### Prompt
Return the material below in full and exactly.

━━━━━ Data shown

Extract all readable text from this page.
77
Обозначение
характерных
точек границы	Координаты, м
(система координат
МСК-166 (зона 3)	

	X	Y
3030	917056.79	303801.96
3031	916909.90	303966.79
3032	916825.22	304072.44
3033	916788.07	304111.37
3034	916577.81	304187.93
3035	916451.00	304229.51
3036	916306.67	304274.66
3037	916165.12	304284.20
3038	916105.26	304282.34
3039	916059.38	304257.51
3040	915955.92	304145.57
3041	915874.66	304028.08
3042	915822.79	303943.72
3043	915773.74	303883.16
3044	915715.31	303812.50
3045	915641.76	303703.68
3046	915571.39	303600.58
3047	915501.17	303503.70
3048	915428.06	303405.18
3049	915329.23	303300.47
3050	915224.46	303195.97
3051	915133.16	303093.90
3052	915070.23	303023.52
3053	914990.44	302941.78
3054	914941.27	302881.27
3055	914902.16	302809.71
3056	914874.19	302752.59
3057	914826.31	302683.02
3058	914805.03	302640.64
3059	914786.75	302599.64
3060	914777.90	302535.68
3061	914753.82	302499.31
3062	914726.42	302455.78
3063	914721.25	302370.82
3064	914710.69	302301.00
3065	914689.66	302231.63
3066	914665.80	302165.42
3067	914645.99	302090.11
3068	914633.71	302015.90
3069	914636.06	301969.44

━━━━━━━━━━

### Written answer
Extract all readable text from this page.
77
Обозначение
характерных
точек границы	Координаты, м
(система координат
МСК-166 (зона 3)	

	X	Y
3030	917056.79	303801.96
3031	916909.90	303966.79
3032	916825.22	304072.44
3033	916788.07	304111.37
3034	916577.81	304187.93
3035	916451.00	304229.51
3036	916306.67	304274.66
3037	916165.12	304284.20
3038	916105.26	304282.34
3039	916059.38	304257.51
3040	915955.92	304145.57
3041	915874.66	304028.08
3042	915822.79	303943.72
3043	915773.74	303883.16
3044	915715.31	303812.50
3045	915641.76	303703.68
3046	915571.39	303600.58
3047	915501.17	303503.70
3048	915428.06	303405.18
3049	915329.23	303300.47
3050	915224.46	303195.97
3051	915133.16	303093.90
3052	915070.23	303023.52
3053	914990.44	302941.78
3054	914941.27	302881.27
3055	914902.16	302809.71
3056	914874.19	302752.59
3057	914826.31	302683.02
3058	914805.03	302640.64
3059	914786.75	302599.64
3060	914777.90	302535.68
3061	914753.82	302499.31
3062	914726.42	302455.78
3063	914721.25	302370.82
3064	914710.69	302301.00
3065	914689.66	302231.63
3066	914665.80	302165.42
3067	914645.99	302090.11
3068	914633.71	302015.90
3069	914636.06	301969.44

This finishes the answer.